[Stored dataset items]
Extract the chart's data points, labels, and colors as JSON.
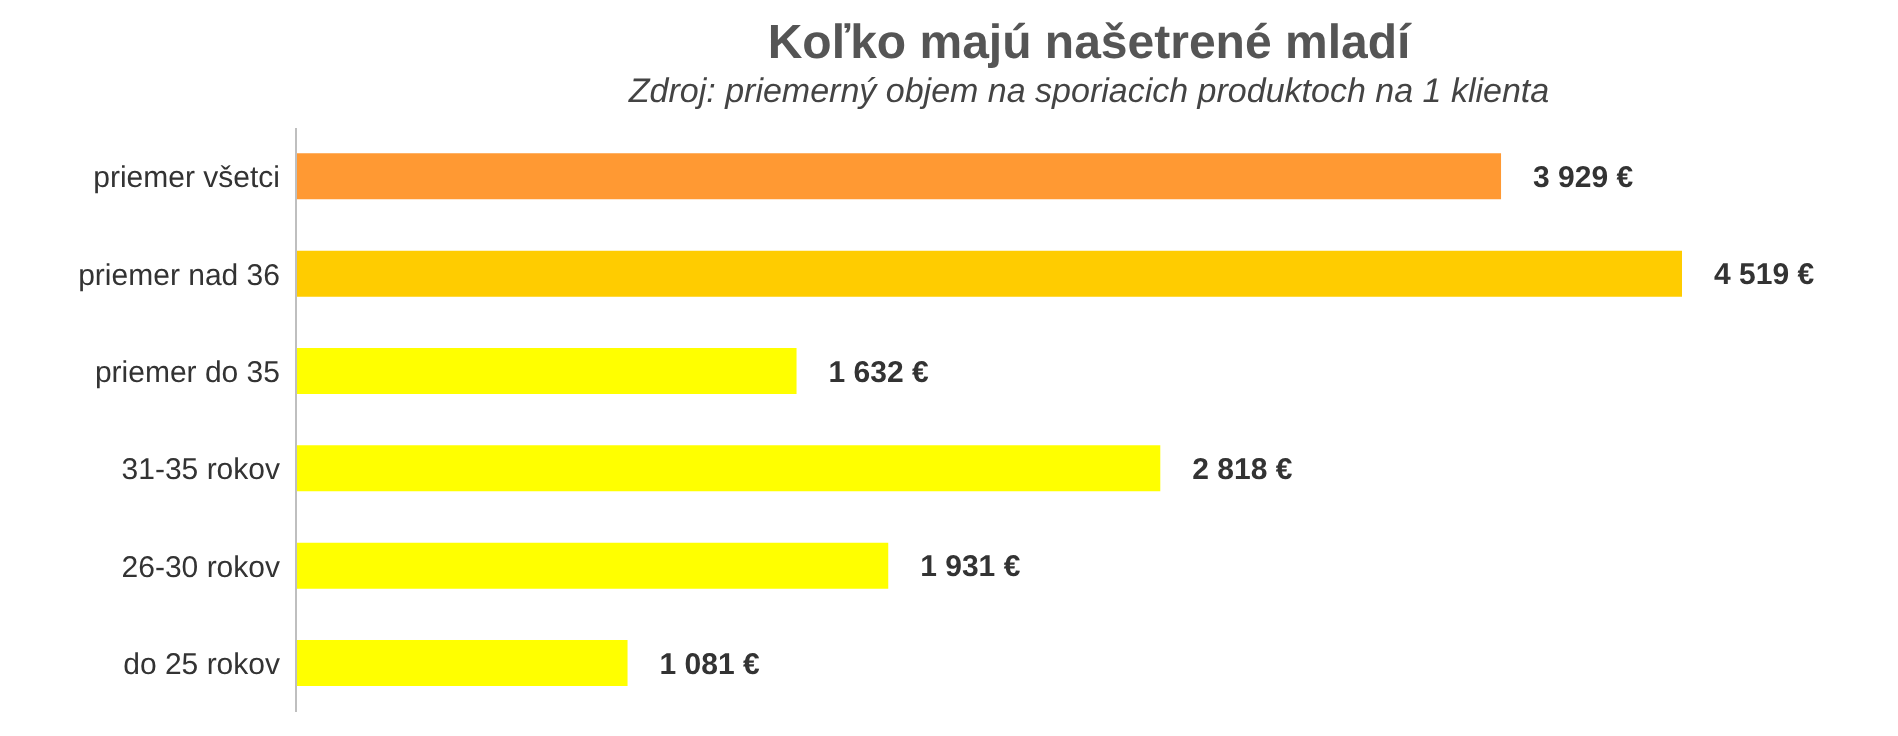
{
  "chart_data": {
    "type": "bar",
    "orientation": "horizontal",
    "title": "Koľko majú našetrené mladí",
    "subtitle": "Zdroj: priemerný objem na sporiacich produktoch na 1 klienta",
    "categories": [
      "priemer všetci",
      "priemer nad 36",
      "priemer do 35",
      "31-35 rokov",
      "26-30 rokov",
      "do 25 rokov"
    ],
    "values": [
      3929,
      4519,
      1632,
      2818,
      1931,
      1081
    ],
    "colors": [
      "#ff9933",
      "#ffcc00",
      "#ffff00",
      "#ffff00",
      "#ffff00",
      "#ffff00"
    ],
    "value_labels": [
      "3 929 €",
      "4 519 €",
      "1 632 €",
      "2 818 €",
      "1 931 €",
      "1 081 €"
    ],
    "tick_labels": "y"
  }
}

• [Required task] Quote the records above exactly, leaving out any pictures.

• [Exercise result]
Extract the chart's data points, labels, and colors as JSON.
{
  "chart_data": {
    "type": "bar",
    "orientation": "horizontal",
    "title": "Koľko majú našetrené mladí",
    "subtitle": "Zdroj: priemerný objem na sporiacich produktoch na 1 klienta",
    "categories": [
      "priemer všetci",
      "priemer nad 36",
      "priemer do 35",
      "31-35 rokov",
      "26-30 rokov",
      "do 25 rokov"
    ],
    "values": [
      3929,
      4519,
      1632,
      2818,
      1931,
      1081
    ],
    "colors": [
      "#ff9933",
      "#ffcc00",
      "#ffff00",
      "#ffff00",
      "#ffff00",
      "#ffff00"
    ],
    "value_labels": [
      "3 929 €",
      "4 519 €",
      "1 632 €",
      "2 818 €",
      "1 931 €",
      "1 081 €"
    ],
    "tick_labels": "y"
  }
}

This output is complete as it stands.